Problem statement
Pull each line containing "Lattanzio" out of the data and copy it.

[start]

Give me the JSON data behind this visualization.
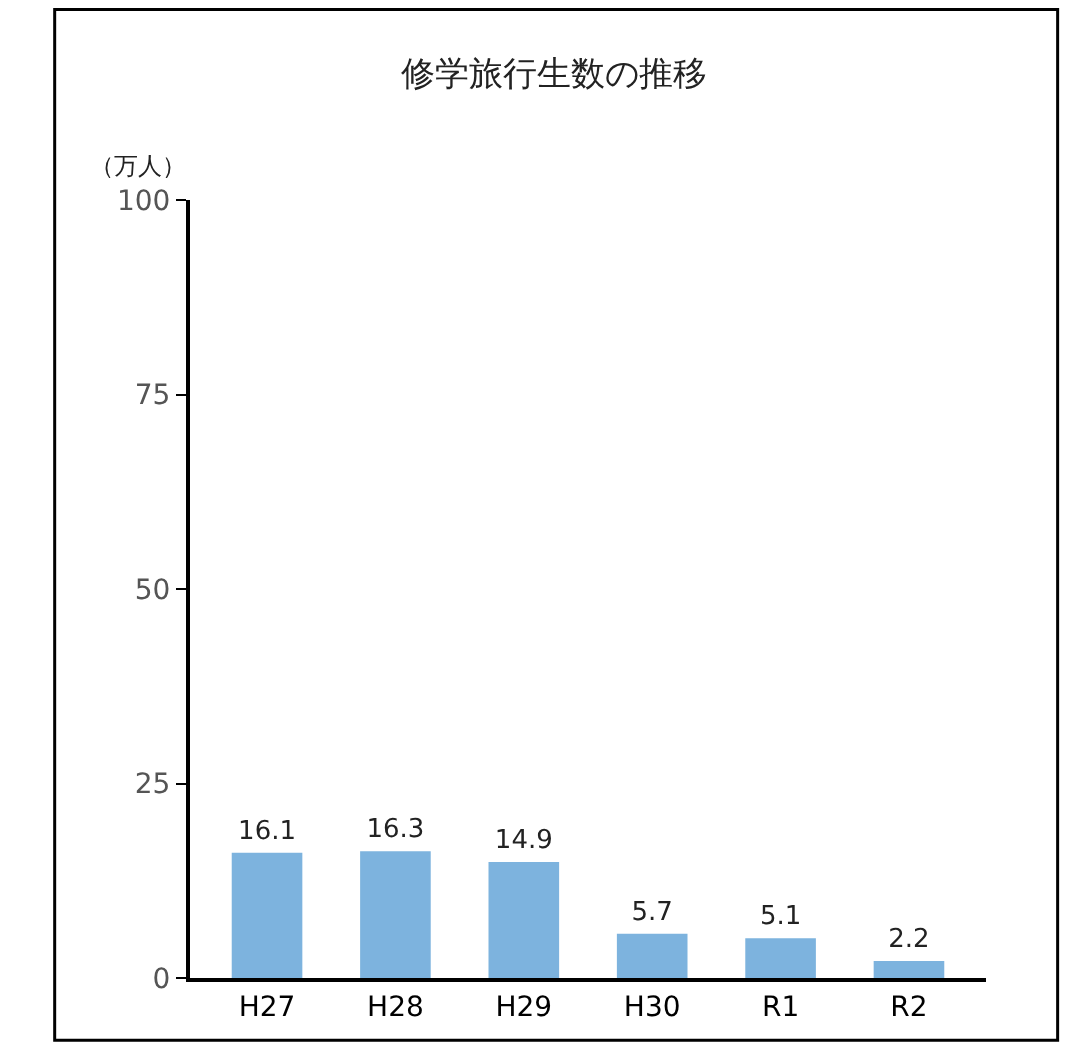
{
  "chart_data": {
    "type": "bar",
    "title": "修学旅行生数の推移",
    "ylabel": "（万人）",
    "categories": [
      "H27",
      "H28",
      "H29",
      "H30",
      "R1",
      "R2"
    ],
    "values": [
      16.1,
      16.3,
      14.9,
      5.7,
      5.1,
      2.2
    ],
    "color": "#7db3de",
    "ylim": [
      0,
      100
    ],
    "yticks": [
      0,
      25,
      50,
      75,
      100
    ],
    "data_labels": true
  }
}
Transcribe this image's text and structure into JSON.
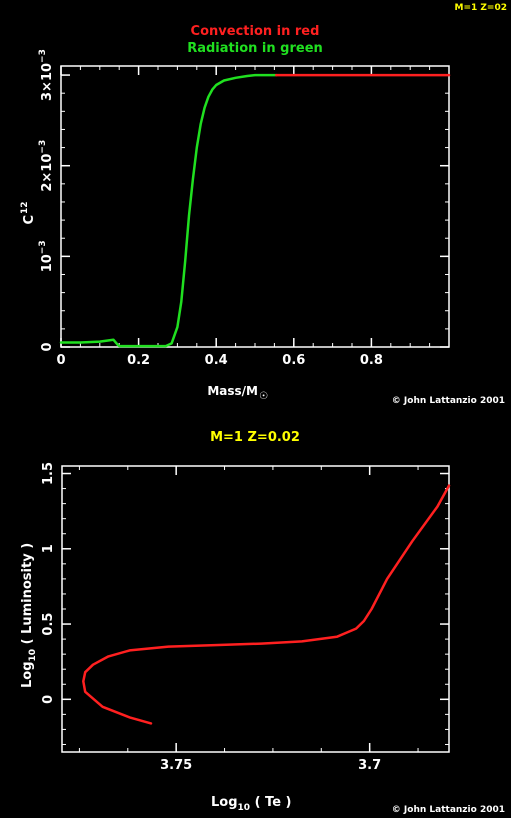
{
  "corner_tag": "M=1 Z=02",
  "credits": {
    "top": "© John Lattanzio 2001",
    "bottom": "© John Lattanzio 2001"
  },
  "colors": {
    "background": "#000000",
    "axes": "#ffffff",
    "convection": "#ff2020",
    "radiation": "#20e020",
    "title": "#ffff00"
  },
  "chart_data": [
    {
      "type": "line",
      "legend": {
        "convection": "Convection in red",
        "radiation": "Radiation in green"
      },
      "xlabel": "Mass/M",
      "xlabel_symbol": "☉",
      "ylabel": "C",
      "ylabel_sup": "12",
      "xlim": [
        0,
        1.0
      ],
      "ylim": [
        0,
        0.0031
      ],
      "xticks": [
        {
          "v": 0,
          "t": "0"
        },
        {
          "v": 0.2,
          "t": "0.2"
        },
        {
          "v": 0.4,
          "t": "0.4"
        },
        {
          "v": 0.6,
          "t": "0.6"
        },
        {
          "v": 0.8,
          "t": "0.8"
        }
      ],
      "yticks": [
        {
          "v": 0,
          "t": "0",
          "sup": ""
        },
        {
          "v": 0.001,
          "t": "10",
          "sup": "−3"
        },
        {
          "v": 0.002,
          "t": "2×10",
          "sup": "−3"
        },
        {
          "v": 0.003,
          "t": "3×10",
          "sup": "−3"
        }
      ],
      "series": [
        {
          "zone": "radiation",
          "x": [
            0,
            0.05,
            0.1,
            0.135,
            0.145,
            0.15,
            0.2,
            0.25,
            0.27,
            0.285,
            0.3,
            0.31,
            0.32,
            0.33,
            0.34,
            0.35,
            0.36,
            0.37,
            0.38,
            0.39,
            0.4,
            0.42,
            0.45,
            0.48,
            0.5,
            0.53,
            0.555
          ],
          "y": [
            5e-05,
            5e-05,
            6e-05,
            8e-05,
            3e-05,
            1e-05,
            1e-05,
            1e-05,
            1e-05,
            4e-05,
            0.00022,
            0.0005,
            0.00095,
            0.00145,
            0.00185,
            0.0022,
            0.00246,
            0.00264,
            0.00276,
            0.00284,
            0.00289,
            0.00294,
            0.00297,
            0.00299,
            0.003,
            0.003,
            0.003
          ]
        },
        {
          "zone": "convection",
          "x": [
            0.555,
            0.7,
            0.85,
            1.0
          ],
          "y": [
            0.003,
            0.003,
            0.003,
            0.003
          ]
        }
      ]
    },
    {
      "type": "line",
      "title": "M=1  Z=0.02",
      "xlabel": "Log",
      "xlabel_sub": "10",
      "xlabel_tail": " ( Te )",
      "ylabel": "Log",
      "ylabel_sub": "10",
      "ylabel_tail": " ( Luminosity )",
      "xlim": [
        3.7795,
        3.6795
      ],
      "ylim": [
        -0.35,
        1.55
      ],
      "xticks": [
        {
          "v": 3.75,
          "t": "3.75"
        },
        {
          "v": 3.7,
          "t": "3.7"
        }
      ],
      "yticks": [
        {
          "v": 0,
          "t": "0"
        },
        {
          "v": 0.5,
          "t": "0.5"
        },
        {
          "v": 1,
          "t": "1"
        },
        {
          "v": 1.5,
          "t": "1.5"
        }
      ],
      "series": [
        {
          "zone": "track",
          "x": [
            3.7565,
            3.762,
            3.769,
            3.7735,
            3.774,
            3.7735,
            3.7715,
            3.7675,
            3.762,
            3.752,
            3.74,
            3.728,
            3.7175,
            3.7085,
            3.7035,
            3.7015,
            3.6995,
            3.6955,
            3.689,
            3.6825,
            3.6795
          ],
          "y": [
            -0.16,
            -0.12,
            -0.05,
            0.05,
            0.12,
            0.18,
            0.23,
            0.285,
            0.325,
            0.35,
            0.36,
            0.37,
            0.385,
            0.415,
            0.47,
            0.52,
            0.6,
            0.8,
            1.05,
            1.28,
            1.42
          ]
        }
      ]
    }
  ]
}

[end]
[start]

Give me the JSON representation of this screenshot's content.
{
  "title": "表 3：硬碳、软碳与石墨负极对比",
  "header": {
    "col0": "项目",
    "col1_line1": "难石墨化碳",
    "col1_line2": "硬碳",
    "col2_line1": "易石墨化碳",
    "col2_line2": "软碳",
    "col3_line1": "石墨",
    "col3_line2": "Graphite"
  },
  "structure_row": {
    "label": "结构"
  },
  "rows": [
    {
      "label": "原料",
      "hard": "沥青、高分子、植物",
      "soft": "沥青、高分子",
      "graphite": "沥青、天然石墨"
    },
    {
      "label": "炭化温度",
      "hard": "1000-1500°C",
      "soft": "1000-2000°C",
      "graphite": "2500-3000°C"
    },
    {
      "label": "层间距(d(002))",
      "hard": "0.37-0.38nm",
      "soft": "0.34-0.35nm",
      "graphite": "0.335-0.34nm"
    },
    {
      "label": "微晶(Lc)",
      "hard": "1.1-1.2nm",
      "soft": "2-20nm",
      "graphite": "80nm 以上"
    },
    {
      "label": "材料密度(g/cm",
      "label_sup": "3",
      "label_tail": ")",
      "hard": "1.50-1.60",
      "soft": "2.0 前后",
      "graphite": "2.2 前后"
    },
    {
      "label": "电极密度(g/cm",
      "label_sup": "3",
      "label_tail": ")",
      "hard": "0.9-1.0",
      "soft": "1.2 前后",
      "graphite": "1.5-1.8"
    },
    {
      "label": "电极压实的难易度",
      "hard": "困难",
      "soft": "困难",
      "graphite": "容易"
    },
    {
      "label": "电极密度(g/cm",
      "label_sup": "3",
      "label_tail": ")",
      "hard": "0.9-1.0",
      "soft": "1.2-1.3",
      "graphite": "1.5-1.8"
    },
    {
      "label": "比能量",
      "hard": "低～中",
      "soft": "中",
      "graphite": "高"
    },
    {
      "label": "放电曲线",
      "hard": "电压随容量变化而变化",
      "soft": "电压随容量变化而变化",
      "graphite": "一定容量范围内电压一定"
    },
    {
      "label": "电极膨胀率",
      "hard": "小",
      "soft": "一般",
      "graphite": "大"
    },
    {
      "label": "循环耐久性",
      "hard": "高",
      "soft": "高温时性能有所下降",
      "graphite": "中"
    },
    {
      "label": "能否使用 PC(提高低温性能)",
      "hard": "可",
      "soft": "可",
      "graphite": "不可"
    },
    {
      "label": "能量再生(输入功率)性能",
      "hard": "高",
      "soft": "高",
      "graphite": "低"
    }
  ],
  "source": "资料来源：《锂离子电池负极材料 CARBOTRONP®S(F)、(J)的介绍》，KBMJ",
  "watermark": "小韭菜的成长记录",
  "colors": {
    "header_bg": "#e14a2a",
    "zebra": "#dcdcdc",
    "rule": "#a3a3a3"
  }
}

[end]

Solution to this problem
    "top": "© John Lattanzio 2001",
    "bottom": "© John Lattanzio 2001"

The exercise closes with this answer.